----- DATA IN THIS EXERCISE

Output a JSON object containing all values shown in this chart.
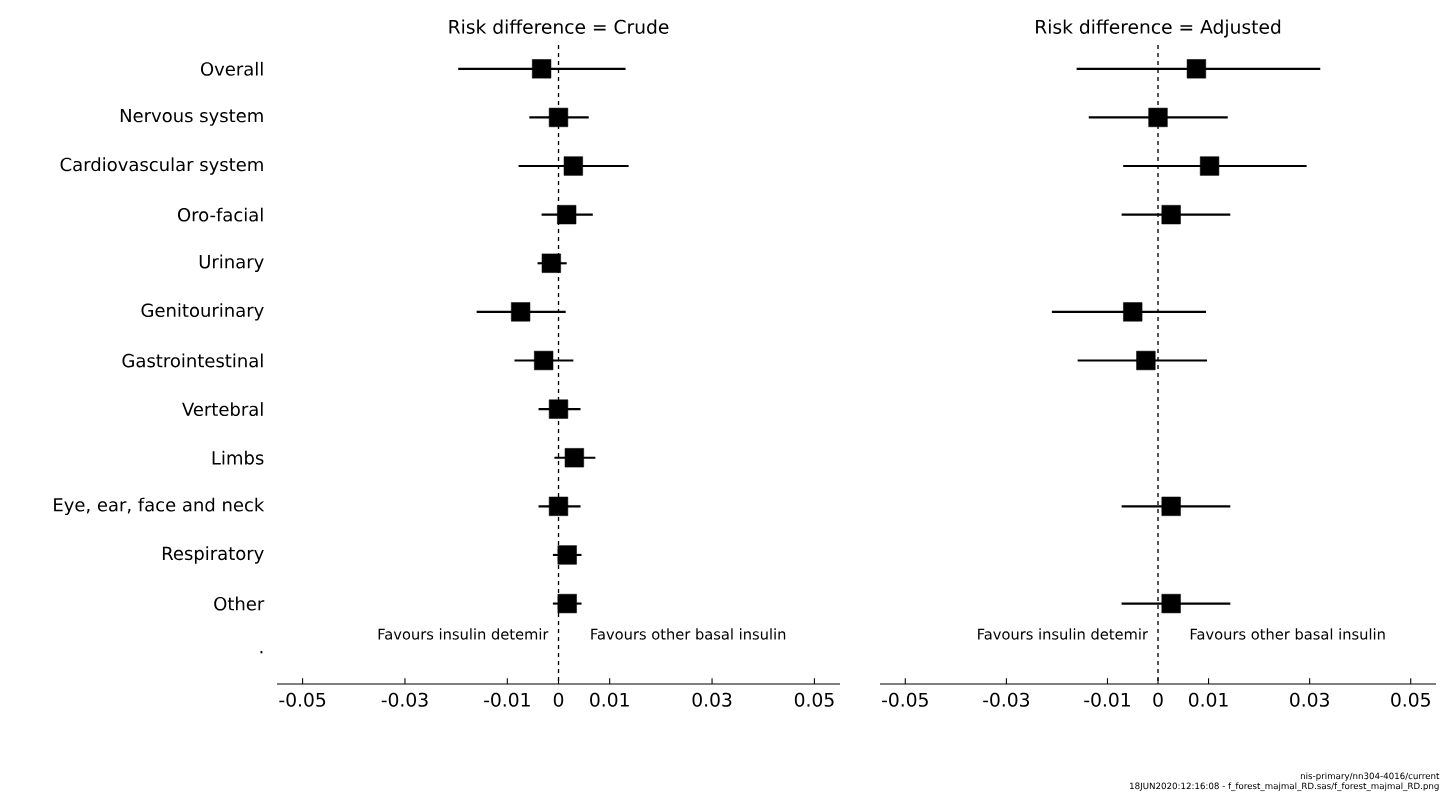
{
  "chart_data": [
    {
      "type": "scatter",
      "orientation": "horizontal",
      "title": "Risk difference = Crude",
      "marker": "square",
      "color": "#000000",
      "categories": [
        "Overall",
        "Nervous system",
        "Cardiovascular system",
        "Oro-facial",
        "Urinary",
        "Genitourinary",
        "Gastrointestinal",
        "Vertebral",
        "Limbs",
        "Eye, ear, face and neck",
        "Respiratory",
        "Other",
        "."
      ],
      "values": [
        -0.0033,
        0.0,
        0.0029,
        0.0016,
        -0.0014,
        -0.0074,
        -0.0029,
        0.0,
        0.0031,
        0.0,
        0.0017,
        0.0017,
        null
      ],
      "errors": [
        [
          -0.0196,
          0.0131
        ],
        [
          -0.0057,
          0.0059
        ],
        [
          -0.0078,
          0.0137
        ],
        [
          -0.0033,
          0.0067
        ],
        [
          -0.0041,
          0.0016
        ],
        [
          -0.016,
          0.0014
        ],
        [
          -0.0086,
          0.0029
        ],
        [
          -0.0039,
          0.0043
        ],
        [
          -0.0008,
          0.0072
        ],
        [
          -0.0039,
          0.0043
        ],
        [
          -0.0011,
          0.0045
        ],
        [
          -0.0011,
          0.0045
        ],
        null
      ],
      "xlim": [
        -0.055,
        0.055
      ],
      "xticks": [
        -0.05,
        -0.03,
        -0.01,
        0,
        0.01,
        0.03,
        0.05
      ],
      "ref_lines": [
        {
          "axis": "x",
          "value": 0,
          "line_style": "dashed"
        }
      ],
      "annotations": [
        "Favours insulin detemir",
        "Favours other basal insulin"
      ]
    },
    {
      "type": "scatter",
      "orientation": "horizontal",
      "title": "Risk difference = Adjusted",
      "marker": "square",
      "color": "#000000",
      "categories": [
        null,
        null,
        null,
        null,
        null,
        null,
        null,
        null,
        null,
        null,
        null,
        null,
        null
      ],
      "values": [
        0.0076,
        0.0,
        0.0102,
        0.0026,
        null,
        -0.005,
        -0.0024,
        null,
        null,
        0.0026,
        null,
        0.0026,
        null
      ],
      "errors": [
        [
          -0.0161,
          0.0321
        ],
        [
          -0.0137,
          0.0138
        ],
        [
          -0.0069,
          0.0294
        ],
        [
          -0.0072,
          0.0143
        ],
        null,
        [
          -0.021,
          0.0095
        ],
        [
          -0.0159,
          0.0097
        ],
        null,
        null,
        [
          -0.0072,
          0.0143
        ],
        null,
        [
          -0.0072,
          0.0143
        ],
        null
      ],
      "xlim": [
        -0.055,
        0.055
      ],
      "xticks": [
        -0.05,
        -0.03,
        -0.01,
        0,
        0.01,
        0.03,
        0.05
      ],
      "tick_labels": "x",
      "ref_lines": [
        {
          "axis": "x",
          "value": 0,
          "line_style": "dashed"
        }
      ],
      "annotations": [
        "Favours insulin detemir",
        "Favours other basal insulin",
        "nis-primary/nn304-4016/current",
        "18JUN2020:12:16:08 - f_forest_majmal_RD.sas/f_forest_majmal_RD.png"
      ]
    }
  ]
}
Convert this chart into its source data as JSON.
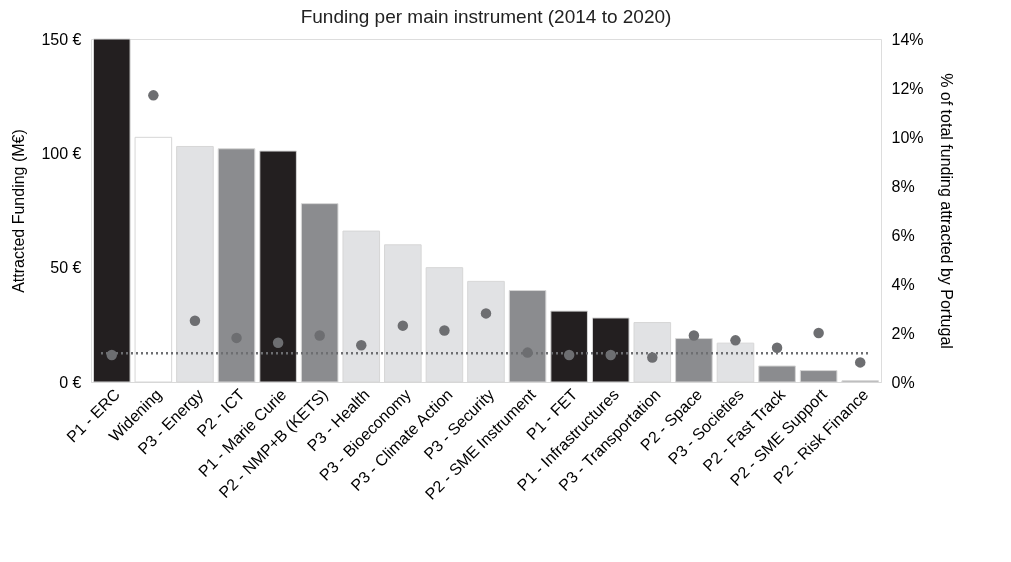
{
  "chart_data": {
    "type": "bar",
    "title": "Funding per main instrument (2014 to 2020)",
    "ylabel": "Attracted Funding (M€)",
    "y2label": "% of total funding attracted by Portugal",
    "categories": [
      "P1 - ERC",
      "Widening",
      "P3 - Energy",
      "P2 - ICT",
      "P1 - Marie Curie",
      "P2 - NMP+B (KETS)",
      "P3 - Health",
      "P3 - Bioeconomy",
      "P3 - Climate Action",
      "P3 - Security",
      "P2 - SME Instrument",
      "P1 - FET",
      "P1 - Infrastructures",
      "P3 - Transportation",
      "P2 - Space",
      "P3 - Societies",
      "P2 - Fast Track",
      "P2 - SME Support",
      "P2 - Risk Finance"
    ],
    "series": [
      {
        "values": [
          150,
          107,
          103,
          102,
          101,
          78,
          66,
          60,
          50,
          44,
          40,
          31,
          28,
          26,
          19,
          17,
          7,
          5,
          0.5
        ],
        "colors": [
          "#231f20",
          "#ffffff",
          "#e1e2e4",
          "#8b8c8f",
          "#231f20",
          "#8b8c8f",
          "#e1e2e4",
          "#e1e2e4",
          "#e1e2e4",
          "#e1e2e4",
          "#8b8c8f",
          "#231f20",
          "#231f20",
          "#e1e2e4",
          "#8b8c8f",
          "#e1e2e4",
          "#8b8c8f",
          "#8b8c8f",
          "#8b8c8f"
        ]
      },
      {
        "type": "scatter",
        "axis": "y2",
        "color": "#6d6e71",
        "values": [
          1.1,
          11.7,
          2.5,
          1.8,
          1.6,
          1.9,
          1.5,
          2.3,
          2.1,
          2.8,
          1.2,
          1.1,
          1.1,
          1.0,
          1.9,
          1.7,
          1.4,
          2.0,
          0.8
        ]
      }
    ],
    "ylim": [
      0,
      150
    ],
    "yticks": [
      {
        "value": 0,
        "label": "0 €"
      },
      {
        "value": 50,
        "label": "50 €"
      },
      {
        "value": 100,
        "label": "100 €"
      },
      {
        "value": 150,
        "label": "150 €"
      }
    ],
    "y2lim": [
      0,
      14
    ],
    "y2ticks": [
      {
        "value": 0,
        "label": "0%"
      },
      {
        "value": 2,
        "label": "2%"
      },
      {
        "value": 4,
        "label": "4%"
      },
      {
        "value": 6,
        "label": "6%"
      },
      {
        "value": 8,
        "label": "8%"
      },
      {
        "value": 10,
        "label": "10%"
      },
      {
        "value": 12,
        "label": "12%"
      },
      {
        "value": 14,
        "label": "14%"
      }
    ],
    "ref_lines": [
      {
        "axis": "y2",
        "value": 1.17,
        "label": null,
        "color": "#6d6e71",
        "line_style": "dotted"
      }
    ],
    "marker": "circle",
    "grid": false
  }
}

----------

[SET EXERCISE] The records above must be printed exactly; the pictures stay out.

[OUTPUT OF THE TASK]
Output a JSON object containing all values shown in this chart.
{
  "chart_data": [
    {
      "type": "scatter",
      "orientation": "horizontal",
      "title": "Risk difference = Crude",
      "marker": "square",
      "color": "#000000",
      "categories": [
        "Overall",
        "Nervous system",
        "Cardiovascular system",
        "Oro-facial",
        "Urinary",
        "Genitourinary",
        "Gastrointestinal",
        "Vertebral",
        "Limbs",
        "Eye, ear, face and neck",
        "Respiratory",
        "Other",
        "."
      ],
      "values": [
        -0.0033,
        0.0,
        0.0029,
        0.0016,
        -0.0014,
        -0.0074,
        -0.0029,
        0.0,
        0.0031,
        0.0,
        0.0017,
        0.0017,
        null
      ],
      "errors": [
        [
          -0.0196,
          0.0131
        ],
        [
          -0.0057,
          0.0059
        ],
        [
          -0.0078,
          0.0137
        ],
        [
          -0.0033,
          0.0067
        ],
        [
          -0.0041,
          0.0016
        ],
        [
          -0.016,
          0.0014
        ],
        [
          -0.0086,
          0.0029
        ],
        [
          -0.0039,
          0.0043
        ],
        [
          -0.0008,
          0.0072
        ],
        [
          -0.0039,
          0.0043
        ],
        [
          -0.0011,
          0.0045
        ],
        [
          -0.0011,
          0.0045
        ],
        null
      ],
      "xlim": [
        -0.055,
        0.055
      ],
      "xticks": [
        -0.05,
        -0.03,
        -0.01,
        0,
        0.01,
        0.03,
        0.05
      ],
      "ref_lines": [
        {
          "axis": "x",
          "value": 0,
          "line_style": "dashed"
        }
      ],
      "annotations": [
        "Favours insulin detemir",
        "Favours other basal insulin"
      ]
    },
    {
      "type": "scatter",
      "orientation": "horizontal",
      "title": "Risk difference = Adjusted",
      "marker": "square",
      "color": "#000000",
      "categories": [
        null,
        null,
        null,
        null,
        null,
        null,
        null,
        null,
        null,
        null,
        null,
        null,
        null
      ],
      "values": [
        0.0076,
        0.0,
        0.0102,
        0.0026,
        null,
        -0.005,
        -0.0024,
        null,
        null,
        0.0026,
        null,
        0.0026,
        null
      ],
      "errors": [
        [
          -0.0161,
          0.0321
        ],
        [
          -0.0137,
          0.0138
        ],
        [
          -0.0069,
          0.0294
        ],
        [
          -0.0072,
          0.0143
        ],
        null,
        [
          -0.021,
          0.0095
        ],
        [
          -0.0159,
          0.0097
        ],
        null,
        null,
        [
          -0.0072,
          0.0143
        ],
        null,
        [
          -0.0072,
          0.0143
        ],
        null
      ],
      "xlim": [
        -0.055,
        0.055
      ],
      "xticks": [
        -0.05,
        -0.03,
        -0.01,
        0,
        0.01,
        0.03,
        0.05
      ],
      "tick_labels": "x",
      "ref_lines": [
        {
          "axis": "x",
          "value": 0,
          "line_style": "dashed"
        }
      ],
      "annotations": [
        "Favours insulin detemir",
        "Favours other basal insulin",
        "nis-primary/nn304-4016/current",
        "18JUN2020:12:16:08 - f_forest_majmal_RD.sas/f_forest_majmal_RD.png"
      ]
    }
  ]
}
Convert this chart into its source data as JSON.
{
  "chart_data": {
    "type": "bar",
    "title": "Funding per main instrument (2014 to 2020)",
    "ylabel": "Attracted Funding (M€)",
    "y2label": "% of total funding attracted by Portugal",
    "categories": [
      "P1 - ERC",
      "Widening",
      "P3 - Energy",
      "P2 - ICT",
      "P1 - Marie Curie",
      "P2 - NMP+B (KETS)",
      "P3 - Health",
      "P3 - Bioeconomy",
      "P3 - Climate Action",
      "P3 - Security",
      "P2 - SME Instrument",
      "P1 - FET",
      "P1 - Infrastructures",
      "P3 - Transportation",
      "P2 - Space",
      "P3 - Societies",
      "P2 - Fast Track",
      "P2 - SME Support",
      "P2 - Risk Finance"
    ],
    "series": [
      {
        "values": [
          150,
          107,
          103,
          102,
          101,
          78,
          66,
          60,
          50,
          44,
          40,
          31,
          28,
          26,
          19,
          17,
          7,
          5,
          0.5
        ],
        "colors": [
          "#231f20",
          "#ffffff",
          "#e1e2e4",
          "#8b8c8f",
          "#231f20",
          "#8b8c8f",
          "#e1e2e4",
          "#e1e2e4",
          "#e1e2e4",
          "#e1e2e4",
          "#8b8c8f",
          "#231f20",
          "#231f20",
          "#e1e2e4",
          "#8b8c8f",
          "#e1e2e4",
          "#8b8c8f",
          "#8b8c8f",
          "#8b8c8f"
        ]
      },
      {
        "type": "scatter",
        "axis": "y2",
        "color": "#6d6e71",
        "values": [
          1.1,
          11.7,
          2.5,
          1.8,
          1.6,
          1.9,
          1.5,
          2.3,
          2.1,
          2.8,
          1.2,
          1.1,
          1.1,
          1.0,
          1.9,
          1.7,
          1.4,
          2.0,
          0.8
        ]
      }
    ],
    "ylim": [
      0,
      150
    ],
    "yticks": [
      {
        "value": 0,
        "label": "0 €"
      },
      {
        "value": 50,
        "label": "50 €"
      },
      {
        "value": 100,
        "label": "100 €"
      },
      {
        "value": 150,
        "label": "150 €"
      }
    ],
    "y2lim": [
      0,
      14
    ],
    "y2ticks": [
      {
        "value": 0,
        "label": "0%"
      },
      {
        "value": 2,
        "label": "2%"
      },
      {
        "value": 4,
        "label": "4%"
      },
      {
        "value": 6,
        "label": "6%"
      },
      {
        "value": 8,
        "label": "8%"
      },
      {
        "value": 10,
        "label": "10%"
      },
      {
        "value": 12,
        "label": "12%"
      },
      {
        "value": 14,
        "label": "14%"
      }
    ],
    "ref_lines": [
      {
        "axis": "y2",
        "value": 1.17,
        "label": null,
        "color": "#6d6e71",
        "line_style": "dotted"
      }
    ],
    "marker": "circle",
    "grid": false
  }
}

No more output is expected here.